INSTRUCTION: Give the listing again exactly, omitting its images.

* BEGIN EXTRACTED INFORMATION *

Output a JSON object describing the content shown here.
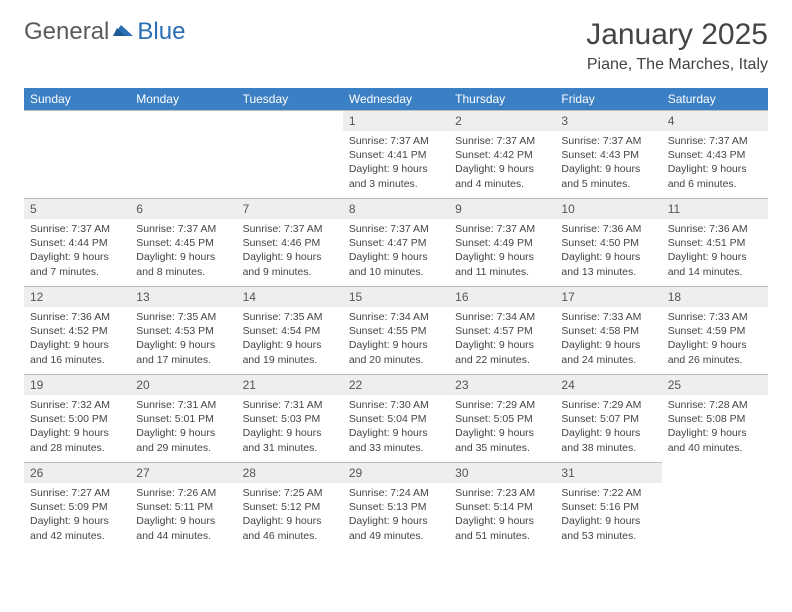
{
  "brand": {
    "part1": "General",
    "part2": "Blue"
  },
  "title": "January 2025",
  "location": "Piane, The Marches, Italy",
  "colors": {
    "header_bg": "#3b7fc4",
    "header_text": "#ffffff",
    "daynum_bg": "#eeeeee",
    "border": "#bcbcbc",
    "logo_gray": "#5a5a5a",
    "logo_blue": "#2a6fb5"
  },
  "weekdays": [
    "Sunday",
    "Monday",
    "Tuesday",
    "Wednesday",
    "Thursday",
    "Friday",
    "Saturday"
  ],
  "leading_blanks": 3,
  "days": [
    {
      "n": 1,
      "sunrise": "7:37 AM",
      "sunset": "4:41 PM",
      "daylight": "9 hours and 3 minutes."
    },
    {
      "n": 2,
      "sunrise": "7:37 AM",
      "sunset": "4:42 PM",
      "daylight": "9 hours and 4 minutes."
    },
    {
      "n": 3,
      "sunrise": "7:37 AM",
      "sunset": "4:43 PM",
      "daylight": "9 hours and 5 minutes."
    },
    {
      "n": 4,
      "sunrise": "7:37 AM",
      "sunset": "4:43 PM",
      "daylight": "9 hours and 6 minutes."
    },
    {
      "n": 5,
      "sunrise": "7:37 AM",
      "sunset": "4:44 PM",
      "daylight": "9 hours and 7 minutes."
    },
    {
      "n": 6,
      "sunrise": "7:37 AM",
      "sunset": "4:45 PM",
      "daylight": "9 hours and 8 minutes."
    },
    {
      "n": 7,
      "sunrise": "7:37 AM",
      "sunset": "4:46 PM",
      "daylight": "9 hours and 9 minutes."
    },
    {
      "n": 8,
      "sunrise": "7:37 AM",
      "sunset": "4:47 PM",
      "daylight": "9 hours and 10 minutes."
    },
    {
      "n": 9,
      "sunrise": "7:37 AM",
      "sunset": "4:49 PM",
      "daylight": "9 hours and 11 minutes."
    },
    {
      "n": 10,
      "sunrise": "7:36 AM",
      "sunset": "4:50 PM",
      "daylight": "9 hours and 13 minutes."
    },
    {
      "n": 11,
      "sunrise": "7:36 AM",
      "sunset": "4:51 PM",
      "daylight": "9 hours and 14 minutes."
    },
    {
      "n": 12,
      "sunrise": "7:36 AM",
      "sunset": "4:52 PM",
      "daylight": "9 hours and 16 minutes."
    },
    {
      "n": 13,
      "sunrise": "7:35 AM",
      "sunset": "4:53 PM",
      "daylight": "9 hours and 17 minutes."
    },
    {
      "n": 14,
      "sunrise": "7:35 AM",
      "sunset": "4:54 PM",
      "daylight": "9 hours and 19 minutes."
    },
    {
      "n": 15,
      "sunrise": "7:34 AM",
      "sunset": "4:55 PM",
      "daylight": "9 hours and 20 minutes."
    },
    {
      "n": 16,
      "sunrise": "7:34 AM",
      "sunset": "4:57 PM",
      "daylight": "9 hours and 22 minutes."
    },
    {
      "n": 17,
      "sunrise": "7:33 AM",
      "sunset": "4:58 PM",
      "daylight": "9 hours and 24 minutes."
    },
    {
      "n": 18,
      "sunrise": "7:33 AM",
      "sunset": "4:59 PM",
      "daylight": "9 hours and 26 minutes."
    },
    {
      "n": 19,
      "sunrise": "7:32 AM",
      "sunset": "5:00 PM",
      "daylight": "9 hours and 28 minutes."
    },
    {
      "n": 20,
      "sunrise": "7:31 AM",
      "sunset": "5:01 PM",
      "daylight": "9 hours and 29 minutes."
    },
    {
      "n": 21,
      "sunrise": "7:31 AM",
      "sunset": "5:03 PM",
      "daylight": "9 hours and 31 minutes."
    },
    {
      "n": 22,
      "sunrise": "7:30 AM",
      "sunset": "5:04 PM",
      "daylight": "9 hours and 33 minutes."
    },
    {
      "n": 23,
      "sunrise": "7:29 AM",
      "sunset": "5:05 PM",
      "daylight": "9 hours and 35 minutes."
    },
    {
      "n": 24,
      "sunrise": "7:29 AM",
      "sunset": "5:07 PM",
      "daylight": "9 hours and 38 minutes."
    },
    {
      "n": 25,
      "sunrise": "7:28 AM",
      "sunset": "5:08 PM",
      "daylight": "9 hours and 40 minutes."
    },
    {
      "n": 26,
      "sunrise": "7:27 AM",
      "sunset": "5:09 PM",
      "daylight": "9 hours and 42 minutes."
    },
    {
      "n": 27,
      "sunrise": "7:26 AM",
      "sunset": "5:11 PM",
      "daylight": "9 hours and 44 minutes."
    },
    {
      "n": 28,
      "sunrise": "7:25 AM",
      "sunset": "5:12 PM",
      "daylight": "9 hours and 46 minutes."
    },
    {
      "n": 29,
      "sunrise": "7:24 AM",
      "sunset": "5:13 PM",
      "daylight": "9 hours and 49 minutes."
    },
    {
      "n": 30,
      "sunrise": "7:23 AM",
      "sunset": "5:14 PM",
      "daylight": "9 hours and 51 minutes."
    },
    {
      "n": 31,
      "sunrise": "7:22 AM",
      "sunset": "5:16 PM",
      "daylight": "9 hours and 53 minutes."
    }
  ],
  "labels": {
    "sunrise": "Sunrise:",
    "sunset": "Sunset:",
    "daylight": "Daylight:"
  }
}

* END EXTRACTED INFORMATION *

FULL OUTPUT:
Output a JSON object describing the content shown here.
{
  "brand": {
    "part1": "General",
    "part2": "Blue"
  },
  "title": "January 2025",
  "location": "Piane, The Marches, Italy",
  "colors": {
    "header_bg": "#3b7fc4",
    "header_text": "#ffffff",
    "daynum_bg": "#eeeeee",
    "border": "#bcbcbc",
    "logo_gray": "#5a5a5a",
    "logo_blue": "#2a6fb5"
  },
  "weekdays": [
    "Sunday",
    "Monday",
    "Tuesday",
    "Wednesday",
    "Thursday",
    "Friday",
    "Saturday"
  ],
  "leading_blanks": 3,
  "days": [
    {
      "n": 1,
      "sunrise": "7:37 AM",
      "sunset": "4:41 PM",
      "daylight": "9 hours and 3 minutes."
    },
    {
      "n": 2,
      "sunrise": "7:37 AM",
      "sunset": "4:42 PM",
      "daylight": "9 hours and 4 minutes."
    },
    {
      "n": 3,
      "sunrise": "7:37 AM",
      "sunset": "4:43 PM",
      "daylight": "9 hours and 5 minutes."
    },
    {
      "n": 4,
      "sunrise": "7:37 AM",
      "sunset": "4:43 PM",
      "daylight": "9 hours and 6 minutes."
    },
    {
      "n": 5,
      "sunrise": "7:37 AM",
      "sunset": "4:44 PM",
      "daylight": "9 hours and 7 minutes."
    },
    {
      "n": 6,
      "sunrise": "7:37 AM",
      "sunset": "4:45 PM",
      "daylight": "9 hours and 8 minutes."
    },
    {
      "n": 7,
      "sunrise": "7:37 AM",
      "sunset": "4:46 PM",
      "daylight": "9 hours and 9 minutes."
    },
    {
      "n": 8,
      "sunrise": "7:37 AM",
      "sunset": "4:47 PM",
      "daylight": "9 hours and 10 minutes."
    },
    {
      "n": 9,
      "sunrise": "7:37 AM",
      "sunset": "4:49 PM",
      "daylight": "9 hours and 11 minutes."
    },
    {
      "n": 10,
      "sunrise": "7:36 AM",
      "sunset": "4:50 PM",
      "daylight": "9 hours and 13 minutes."
    },
    {
      "n": 11,
      "sunrise": "7:36 AM",
      "sunset": "4:51 PM",
      "daylight": "9 hours and 14 minutes."
    },
    {
      "n": 12,
      "sunrise": "7:36 AM",
      "sunset": "4:52 PM",
      "daylight": "9 hours and 16 minutes."
    },
    {
      "n": 13,
      "sunrise": "7:35 AM",
      "sunset": "4:53 PM",
      "daylight": "9 hours and 17 minutes."
    },
    {
      "n": 14,
      "sunrise": "7:35 AM",
      "sunset": "4:54 PM",
      "daylight": "9 hours and 19 minutes."
    },
    {
      "n": 15,
      "sunrise": "7:34 AM",
      "sunset": "4:55 PM",
      "daylight": "9 hours and 20 minutes."
    },
    {
      "n": 16,
      "sunrise": "7:34 AM",
      "sunset": "4:57 PM",
      "daylight": "9 hours and 22 minutes."
    },
    {
      "n": 17,
      "sunrise": "7:33 AM",
      "sunset": "4:58 PM",
      "daylight": "9 hours and 24 minutes."
    },
    {
      "n": 18,
      "sunrise": "7:33 AM",
      "sunset": "4:59 PM",
      "daylight": "9 hours and 26 minutes."
    },
    {
      "n": 19,
      "sunrise": "7:32 AM",
      "sunset": "5:00 PM",
      "daylight": "9 hours and 28 minutes."
    },
    {
      "n": 20,
      "sunrise": "7:31 AM",
      "sunset": "5:01 PM",
      "daylight": "9 hours and 29 minutes."
    },
    {
      "n": 21,
      "sunrise": "7:31 AM",
      "sunset": "5:03 PM",
      "daylight": "9 hours and 31 minutes."
    },
    {
      "n": 22,
      "sunrise": "7:30 AM",
      "sunset": "5:04 PM",
      "daylight": "9 hours and 33 minutes."
    },
    {
      "n": 23,
      "sunrise": "7:29 AM",
      "sunset": "5:05 PM",
      "daylight": "9 hours and 35 minutes."
    },
    {
      "n": 24,
      "sunrise": "7:29 AM",
      "sunset": "5:07 PM",
      "daylight": "9 hours and 38 minutes."
    },
    {
      "n": 25,
      "sunrise": "7:28 AM",
      "sunset": "5:08 PM",
      "daylight": "9 hours and 40 minutes."
    },
    {
      "n": 26,
      "sunrise": "7:27 AM",
      "sunset": "5:09 PM",
      "daylight": "9 hours and 42 minutes."
    },
    {
      "n": 27,
      "sunrise": "7:26 AM",
      "sunset": "5:11 PM",
      "daylight": "9 hours and 44 minutes."
    },
    {
      "n": 28,
      "sunrise": "7:25 AM",
      "sunset": "5:12 PM",
      "daylight": "9 hours and 46 minutes."
    },
    {
      "n": 29,
      "sunrise": "7:24 AM",
      "sunset": "5:13 PM",
      "daylight": "9 hours and 49 minutes."
    },
    {
      "n": 30,
      "sunrise": "7:23 AM",
      "sunset": "5:14 PM",
      "daylight": "9 hours and 51 minutes."
    },
    {
      "n": 31,
      "sunrise": "7:22 AM",
      "sunset": "5:16 PM",
      "daylight": "9 hours and 53 minutes."
    }
  ],
  "labels": {
    "sunrise": "Sunrise:",
    "sunset": "Sunset:",
    "daylight": "Daylight:"
  }
}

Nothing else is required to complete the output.